→ **Records supplied**

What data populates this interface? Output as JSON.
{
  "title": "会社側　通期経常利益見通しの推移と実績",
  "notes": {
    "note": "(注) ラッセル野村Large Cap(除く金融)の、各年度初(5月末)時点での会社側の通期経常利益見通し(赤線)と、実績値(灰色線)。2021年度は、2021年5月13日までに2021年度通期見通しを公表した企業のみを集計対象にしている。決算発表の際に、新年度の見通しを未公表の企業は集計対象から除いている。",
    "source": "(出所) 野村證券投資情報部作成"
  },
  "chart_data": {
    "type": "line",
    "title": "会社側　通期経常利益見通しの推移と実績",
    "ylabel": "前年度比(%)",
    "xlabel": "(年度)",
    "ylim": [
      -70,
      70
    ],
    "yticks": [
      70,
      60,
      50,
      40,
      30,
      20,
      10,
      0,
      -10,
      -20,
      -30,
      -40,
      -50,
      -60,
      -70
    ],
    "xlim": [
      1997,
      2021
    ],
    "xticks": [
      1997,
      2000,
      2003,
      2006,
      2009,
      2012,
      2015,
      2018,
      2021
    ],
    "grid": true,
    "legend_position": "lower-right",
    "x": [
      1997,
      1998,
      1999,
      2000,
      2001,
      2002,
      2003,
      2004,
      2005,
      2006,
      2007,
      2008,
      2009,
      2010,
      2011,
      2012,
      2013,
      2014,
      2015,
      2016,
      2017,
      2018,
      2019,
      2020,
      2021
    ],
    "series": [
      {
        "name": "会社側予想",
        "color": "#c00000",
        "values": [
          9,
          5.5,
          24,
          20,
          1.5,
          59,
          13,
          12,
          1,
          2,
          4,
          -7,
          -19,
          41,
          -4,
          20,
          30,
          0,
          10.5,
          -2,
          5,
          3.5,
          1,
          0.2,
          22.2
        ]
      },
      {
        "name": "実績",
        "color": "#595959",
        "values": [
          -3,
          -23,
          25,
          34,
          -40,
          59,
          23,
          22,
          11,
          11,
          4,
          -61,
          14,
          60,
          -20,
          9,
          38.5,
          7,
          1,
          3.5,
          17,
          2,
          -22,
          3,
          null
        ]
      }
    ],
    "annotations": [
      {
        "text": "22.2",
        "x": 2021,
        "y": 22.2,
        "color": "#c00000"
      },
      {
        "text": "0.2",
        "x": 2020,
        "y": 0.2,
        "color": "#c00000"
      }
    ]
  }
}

→ **Task goal**
Print all of the data exactly as it was given.

→ **Task result**
What data populates this interface? Output as JSON.
{
  "title": "会社側　通期経常利益見通しの推移と実績",
  "notes": {
    "note": "(注) ラッセル野村Large Cap(除く金融)の、各年度初(5月末)時点での会社側の通期経常利益見通し(赤線)と、実績値(灰色線)。2021年度は、2021年5月13日までに2021年度通期見通しを公表した企業のみを集計対象にしている。決算発表の際に、新年度の見通しを未公表の企業は集計対象から除いている。",
    "source": "(出所) 野村證券投資情報部作成"
  },
  "chart_data": {
    "type": "line",
    "title": "会社側　通期経常利益見通しの推移と実績",
    "ylabel": "前年度比(%)",
    "xlabel": "(年度)",
    "ylim": [
      -70,
      70
    ],
    "yticks": [
      70,
      60,
      50,
      40,
      30,
      20,
      10,
      0,
      -10,
      -20,
      -30,
      -40,
      -50,
      -60,
      -70
    ],
    "xlim": [
      1997,
      2021
    ],
    "xticks": [
      1997,
      2000,
      2003,
      2006,
      2009,
      2012,
      2015,
      2018,
      2021
    ],
    "grid": true,
    "legend_position": "lower-right",
    "x": [
      1997,
      1998,
      1999,
      2000,
      2001,
      2002,
      2003,
      2004,
      2005,
      2006,
      2007,
      2008,
      2009,
      2010,
      2011,
      2012,
      2013,
      2014,
      2015,
      2016,
      2017,
      2018,
      2019,
      2020,
      2021
    ],
    "series": [
      {
        "name": "会社側予想",
        "color": "#c00000",
        "values": [
          9,
          5.5,
          24,
          20,
          1.5,
          59,
          13,
          12,
          1,
          2,
          4,
          -7,
          -19,
          41,
          -4,
          20,
          30,
          0,
          10.5,
          -2,
          5,
          3.5,
          1,
          0.2,
          22.2
        ]
      },
      {
        "name": "実績",
        "color": "#595959",
        "values": [
          -3,
          -23,
          25,
          34,
          -40,
          59,
          23,
          22,
          11,
          11,
          4,
          -61,
          14,
          60,
          -20,
          9,
          38.5,
          7,
          1,
          3.5,
          17,
          2,
          -22,
          3,
          null
        ]
      }
    ],
    "annotations": [
      {
        "text": "22.2",
        "x": 2021,
        "y": 22.2,
        "color": "#c00000"
      },
      {
        "text": "0.2",
        "x": 2020,
        "y": 0.2,
        "color": "#c00000"
      }
    ]
  }
}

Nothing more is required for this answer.